[Records from a dataset]
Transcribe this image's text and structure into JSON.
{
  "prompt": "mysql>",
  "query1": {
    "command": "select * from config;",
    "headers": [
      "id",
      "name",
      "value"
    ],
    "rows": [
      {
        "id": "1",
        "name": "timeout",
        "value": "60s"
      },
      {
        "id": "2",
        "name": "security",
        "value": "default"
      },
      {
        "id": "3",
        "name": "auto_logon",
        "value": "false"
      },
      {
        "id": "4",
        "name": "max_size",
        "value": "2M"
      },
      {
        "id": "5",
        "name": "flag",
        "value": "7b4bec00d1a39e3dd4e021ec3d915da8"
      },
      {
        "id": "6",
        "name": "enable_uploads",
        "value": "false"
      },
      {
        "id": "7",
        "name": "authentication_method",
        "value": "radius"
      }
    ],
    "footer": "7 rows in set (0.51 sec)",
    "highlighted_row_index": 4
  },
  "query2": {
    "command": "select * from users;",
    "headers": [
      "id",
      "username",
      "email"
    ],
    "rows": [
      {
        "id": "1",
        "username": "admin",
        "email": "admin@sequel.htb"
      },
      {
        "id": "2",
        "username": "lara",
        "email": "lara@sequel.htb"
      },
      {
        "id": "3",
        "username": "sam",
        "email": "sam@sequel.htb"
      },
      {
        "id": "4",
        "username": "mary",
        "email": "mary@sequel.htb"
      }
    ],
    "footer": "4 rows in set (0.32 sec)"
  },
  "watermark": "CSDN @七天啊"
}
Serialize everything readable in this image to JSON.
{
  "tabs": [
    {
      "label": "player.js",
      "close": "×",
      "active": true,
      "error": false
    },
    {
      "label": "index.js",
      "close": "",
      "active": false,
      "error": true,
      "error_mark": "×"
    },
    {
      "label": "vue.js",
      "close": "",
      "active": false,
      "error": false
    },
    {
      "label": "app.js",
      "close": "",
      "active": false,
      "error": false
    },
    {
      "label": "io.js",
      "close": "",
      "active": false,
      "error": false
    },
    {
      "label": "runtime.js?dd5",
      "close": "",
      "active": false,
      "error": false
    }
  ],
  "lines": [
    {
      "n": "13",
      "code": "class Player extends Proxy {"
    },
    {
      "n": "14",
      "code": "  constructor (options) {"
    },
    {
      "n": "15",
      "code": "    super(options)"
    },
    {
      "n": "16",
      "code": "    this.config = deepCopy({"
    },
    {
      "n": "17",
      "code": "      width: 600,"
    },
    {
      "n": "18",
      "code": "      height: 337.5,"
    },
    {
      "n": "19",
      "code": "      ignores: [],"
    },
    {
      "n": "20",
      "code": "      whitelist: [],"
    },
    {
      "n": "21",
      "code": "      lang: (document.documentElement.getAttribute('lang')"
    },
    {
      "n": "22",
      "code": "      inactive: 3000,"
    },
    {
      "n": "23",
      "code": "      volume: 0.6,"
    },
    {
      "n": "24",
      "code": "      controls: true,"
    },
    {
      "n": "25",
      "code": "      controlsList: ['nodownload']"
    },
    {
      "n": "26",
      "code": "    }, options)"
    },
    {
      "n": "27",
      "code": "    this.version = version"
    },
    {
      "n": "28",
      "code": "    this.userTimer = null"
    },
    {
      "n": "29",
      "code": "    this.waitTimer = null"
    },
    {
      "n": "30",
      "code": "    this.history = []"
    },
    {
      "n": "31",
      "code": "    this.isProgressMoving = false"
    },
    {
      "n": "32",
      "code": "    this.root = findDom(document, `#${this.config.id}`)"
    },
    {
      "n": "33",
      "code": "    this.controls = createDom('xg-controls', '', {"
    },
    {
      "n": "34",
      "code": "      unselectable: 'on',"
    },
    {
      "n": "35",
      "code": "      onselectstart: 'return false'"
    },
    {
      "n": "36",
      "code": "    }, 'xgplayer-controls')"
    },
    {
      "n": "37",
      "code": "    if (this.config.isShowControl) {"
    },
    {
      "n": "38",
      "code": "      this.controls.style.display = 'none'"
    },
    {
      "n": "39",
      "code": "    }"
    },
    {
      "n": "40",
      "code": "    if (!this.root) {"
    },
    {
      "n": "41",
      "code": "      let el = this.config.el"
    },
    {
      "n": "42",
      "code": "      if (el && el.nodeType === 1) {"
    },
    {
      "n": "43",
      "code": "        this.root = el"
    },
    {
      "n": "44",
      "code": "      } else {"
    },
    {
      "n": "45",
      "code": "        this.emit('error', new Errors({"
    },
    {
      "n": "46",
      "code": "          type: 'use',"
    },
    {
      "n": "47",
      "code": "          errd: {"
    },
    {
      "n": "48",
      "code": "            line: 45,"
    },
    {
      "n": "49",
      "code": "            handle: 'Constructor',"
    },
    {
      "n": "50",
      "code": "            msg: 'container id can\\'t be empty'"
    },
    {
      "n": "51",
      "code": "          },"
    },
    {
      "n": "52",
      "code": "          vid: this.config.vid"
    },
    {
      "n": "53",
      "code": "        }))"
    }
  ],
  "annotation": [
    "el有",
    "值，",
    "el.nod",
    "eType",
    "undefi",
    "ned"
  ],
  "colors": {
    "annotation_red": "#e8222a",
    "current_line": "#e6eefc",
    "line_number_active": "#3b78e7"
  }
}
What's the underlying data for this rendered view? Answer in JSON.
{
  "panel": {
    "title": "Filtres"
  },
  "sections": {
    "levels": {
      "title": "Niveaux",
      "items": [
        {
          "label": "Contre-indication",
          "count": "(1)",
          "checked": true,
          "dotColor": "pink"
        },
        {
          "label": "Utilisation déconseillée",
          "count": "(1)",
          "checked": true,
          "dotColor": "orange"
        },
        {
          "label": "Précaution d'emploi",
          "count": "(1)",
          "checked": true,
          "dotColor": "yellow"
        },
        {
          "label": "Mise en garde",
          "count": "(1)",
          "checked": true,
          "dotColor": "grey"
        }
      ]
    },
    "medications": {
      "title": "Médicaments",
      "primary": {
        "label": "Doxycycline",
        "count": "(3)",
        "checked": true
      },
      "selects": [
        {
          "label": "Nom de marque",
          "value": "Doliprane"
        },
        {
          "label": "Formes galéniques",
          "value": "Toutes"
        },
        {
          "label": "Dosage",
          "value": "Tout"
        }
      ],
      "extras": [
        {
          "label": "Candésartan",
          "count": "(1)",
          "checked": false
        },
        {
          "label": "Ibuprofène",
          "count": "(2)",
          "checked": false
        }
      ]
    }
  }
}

Description of the task:
Find and copy every line in the entries above where the string "value" occurs.

Output below:
      "value"
        "value": "60s"
        "value": "default"
        "value": "false"
        "value": "2M"
        "value": "7b4bec00d1a39e3dd4e021ec3d915da8"
        "value": "false"
        "value": "radius"
          "value": "Doliprane"
          "value": "Toutes"
          "value": "Tout"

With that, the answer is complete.